### Material provided
+ + +

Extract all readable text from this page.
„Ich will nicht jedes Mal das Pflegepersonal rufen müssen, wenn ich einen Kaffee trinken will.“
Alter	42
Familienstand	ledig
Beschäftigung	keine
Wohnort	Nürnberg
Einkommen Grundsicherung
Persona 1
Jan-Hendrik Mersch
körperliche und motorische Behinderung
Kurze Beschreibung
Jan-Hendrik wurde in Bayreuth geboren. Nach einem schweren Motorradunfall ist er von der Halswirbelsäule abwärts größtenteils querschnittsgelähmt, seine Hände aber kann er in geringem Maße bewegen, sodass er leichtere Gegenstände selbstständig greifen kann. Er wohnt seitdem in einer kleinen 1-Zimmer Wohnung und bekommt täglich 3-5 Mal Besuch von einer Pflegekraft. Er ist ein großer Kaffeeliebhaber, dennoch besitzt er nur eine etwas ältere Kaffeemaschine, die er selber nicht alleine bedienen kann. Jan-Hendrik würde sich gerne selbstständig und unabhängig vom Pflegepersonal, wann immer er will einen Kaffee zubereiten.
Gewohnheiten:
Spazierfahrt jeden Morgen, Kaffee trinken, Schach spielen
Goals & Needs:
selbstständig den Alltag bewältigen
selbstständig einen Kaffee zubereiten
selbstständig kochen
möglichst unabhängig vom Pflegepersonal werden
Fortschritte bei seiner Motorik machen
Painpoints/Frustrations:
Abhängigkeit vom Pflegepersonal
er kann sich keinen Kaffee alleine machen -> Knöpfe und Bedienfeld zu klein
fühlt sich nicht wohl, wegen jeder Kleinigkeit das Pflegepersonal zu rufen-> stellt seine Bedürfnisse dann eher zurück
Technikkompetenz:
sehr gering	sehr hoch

+ + +

### Work required
Lines from the records above that hold "will" are the ones to list.

### Solution to the problem
„Ich will nicht jedes Mal das Pflegepersonal rufen müssen, wenn ich einen Kaffee trinken will.“
Jan-Hendrik wurde in Bayreuth geboren. Nach einem schweren Motorradunfall ist er von der Halswirbelsäule abwärts größtenteils querschnittsgelähmt, seine Hände aber kann er in geringem Maße bewegen, sodass er leichtere Gegenstände selbstständig greifen kann. Er wohnt seitdem in einer kleinen 1-Zimmer Wohnung und bekommt täglich 3-5 Mal Besuch von einer Pflegekraft. Er ist ein großer Kaffeeliebhaber, dennoch besitzt er nur eine etwas ältere Kaffeemaschine, die er selber nicht alleine bedienen kann. Jan-Hendrik würde sich gerne selbstständig und unabhängig vom Pflegepersonal, wann immer er will einen Kaffee zubereiten.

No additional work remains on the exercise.